** START Stored records **
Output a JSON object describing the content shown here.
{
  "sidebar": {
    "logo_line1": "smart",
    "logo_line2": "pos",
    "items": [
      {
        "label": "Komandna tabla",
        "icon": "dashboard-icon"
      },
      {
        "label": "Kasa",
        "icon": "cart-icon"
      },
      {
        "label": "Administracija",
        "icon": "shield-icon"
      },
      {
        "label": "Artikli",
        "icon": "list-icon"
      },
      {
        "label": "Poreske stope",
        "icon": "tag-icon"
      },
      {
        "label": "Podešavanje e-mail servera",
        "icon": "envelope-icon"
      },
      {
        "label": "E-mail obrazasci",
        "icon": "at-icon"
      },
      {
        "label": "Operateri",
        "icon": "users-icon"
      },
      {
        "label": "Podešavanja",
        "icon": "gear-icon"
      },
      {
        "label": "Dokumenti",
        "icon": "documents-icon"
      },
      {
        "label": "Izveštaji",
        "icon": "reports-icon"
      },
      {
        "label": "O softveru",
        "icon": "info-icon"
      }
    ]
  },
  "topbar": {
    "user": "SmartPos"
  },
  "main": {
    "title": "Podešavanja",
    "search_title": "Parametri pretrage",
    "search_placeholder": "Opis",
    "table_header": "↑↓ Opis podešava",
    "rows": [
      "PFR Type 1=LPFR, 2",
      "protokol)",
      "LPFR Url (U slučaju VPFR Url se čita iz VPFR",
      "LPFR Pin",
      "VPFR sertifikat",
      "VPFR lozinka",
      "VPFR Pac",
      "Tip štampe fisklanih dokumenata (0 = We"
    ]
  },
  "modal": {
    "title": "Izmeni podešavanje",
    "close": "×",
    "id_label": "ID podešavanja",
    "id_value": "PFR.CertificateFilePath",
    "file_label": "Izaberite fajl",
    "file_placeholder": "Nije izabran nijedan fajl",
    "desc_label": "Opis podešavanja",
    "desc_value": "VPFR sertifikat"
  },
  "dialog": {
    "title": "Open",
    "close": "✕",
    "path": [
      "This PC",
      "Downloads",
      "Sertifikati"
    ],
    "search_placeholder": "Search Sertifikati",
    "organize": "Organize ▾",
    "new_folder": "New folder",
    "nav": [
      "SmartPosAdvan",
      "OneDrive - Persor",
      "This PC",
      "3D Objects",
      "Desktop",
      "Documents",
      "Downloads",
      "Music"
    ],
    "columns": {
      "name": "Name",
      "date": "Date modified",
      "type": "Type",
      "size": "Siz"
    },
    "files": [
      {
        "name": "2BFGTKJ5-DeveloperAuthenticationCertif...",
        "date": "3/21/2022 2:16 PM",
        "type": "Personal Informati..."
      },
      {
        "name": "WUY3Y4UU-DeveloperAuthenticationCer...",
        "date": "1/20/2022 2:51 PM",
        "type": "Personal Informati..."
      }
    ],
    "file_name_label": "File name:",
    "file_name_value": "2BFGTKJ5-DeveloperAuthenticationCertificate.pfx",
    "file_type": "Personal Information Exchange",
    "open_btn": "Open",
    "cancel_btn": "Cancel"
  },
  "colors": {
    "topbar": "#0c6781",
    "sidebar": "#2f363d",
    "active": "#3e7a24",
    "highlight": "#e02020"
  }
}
** END Stored records **
- [Written request]: Print all of the entries exactly as they appear.

- [Expected answer]:
Output a JSON object describing the content shown here.
{
  "sidebar": {
    "logo_line1": "smart",
    "logo_line2": "pos",
    "items": [
      {
        "label": "Komandna tabla",
        "icon": "dashboard-icon"
      },
      {
        "label": "Kasa",
        "icon": "cart-icon"
      },
      {
        "label": "Administracija",
        "icon": "shield-icon"
      },
      {
        "label": "Artikli",
        "icon": "list-icon"
      },
      {
        "label": "Poreske stope",
        "icon": "tag-icon"
      },
      {
        "label": "Podešavanje e-mail servera",
        "icon": "envelope-icon"
      },
      {
        "label": "E-mail obrazasci",
        "icon": "at-icon"
      },
      {
        "label": "Operateri",
        "icon": "users-icon"
      },
      {
        "label": "Podešavanja",
        "icon": "gear-icon"
      },
      {
        "label": "Dokumenti",
        "icon": "documents-icon"
      },
      {
        "label": "Izveštaji",
        "icon": "reports-icon"
      },
      {
        "label": "O softveru",
        "icon": "info-icon"
      }
    ]
  },
  "topbar": {
    "user": "SmartPos"
  },
  "main": {
    "title": "Podešavanja",
    "search_title": "Parametri pretrage",
    "search_placeholder": "Opis",
    "table_header": "↑↓ Opis podešava",
    "rows": [
      "PFR Type 1=LPFR, 2",
      "protokol)",
      "LPFR Url (U slučaju VPFR Url se čita iz VPFR",
      "LPFR Pin",
      "VPFR sertifikat",
      "VPFR lozinka",
      "VPFR Pac",
      "Tip štampe fisklanih dokumenata (0 = We"
    ]
  },
  "modal": {
    "title": "Izmeni podešavanje",
    "close": "×",
    "id_label": "ID podešavanja",
    "id_value": "PFR.CertificateFilePath",
    "file_label": "Izaberite fajl",
    "file_placeholder": "Nije izabran nijedan fajl",
    "desc_label": "Opis podešavanja",
    "desc_value": "VPFR sertifikat"
  },
  "dialog": {
    "title": "Open",
    "close": "✕",
    "path": [
      "This PC",
      "Downloads",
      "Sertifikati"
    ],
    "search_placeholder": "Search Sertifikati",
    "organize": "Organize ▾",
    "new_folder": "New folder",
    "nav": [
      "SmartPosAdvan",
      "OneDrive - Persor",
      "This PC",
      "3D Objects",
      "Desktop",
      "Documents",
      "Downloads",
      "Music"
    ],
    "columns": {
      "name": "Name",
      "date": "Date modified",
      "type": "Type",
      "size": "Siz"
    },
    "files": [
      {
        "name": "2BFGTKJ5-DeveloperAuthenticationCertif...",
        "date": "3/21/2022 2:16 PM",
        "type": "Personal Informati..."
      },
      {
        "name": "WUY3Y4UU-DeveloperAuthenticationCer...",
        "date": "1/20/2022 2:51 PM",
        "type": "Personal Informati..."
      }
    ],
    "file_name_label": "File name:",
    "file_name_value": "2BFGTKJ5-DeveloperAuthenticationCertificate.pfx",
    "file_type": "Personal Information Exchange",
    "open_btn": "Open",
    "cancel_btn": "Cancel"
  },
  "colors": {
    "topbar": "#0c6781",
    "sidebar": "#2f363d",
    "active": "#3e7a24",
    "highlight": "#e02020"
  }
}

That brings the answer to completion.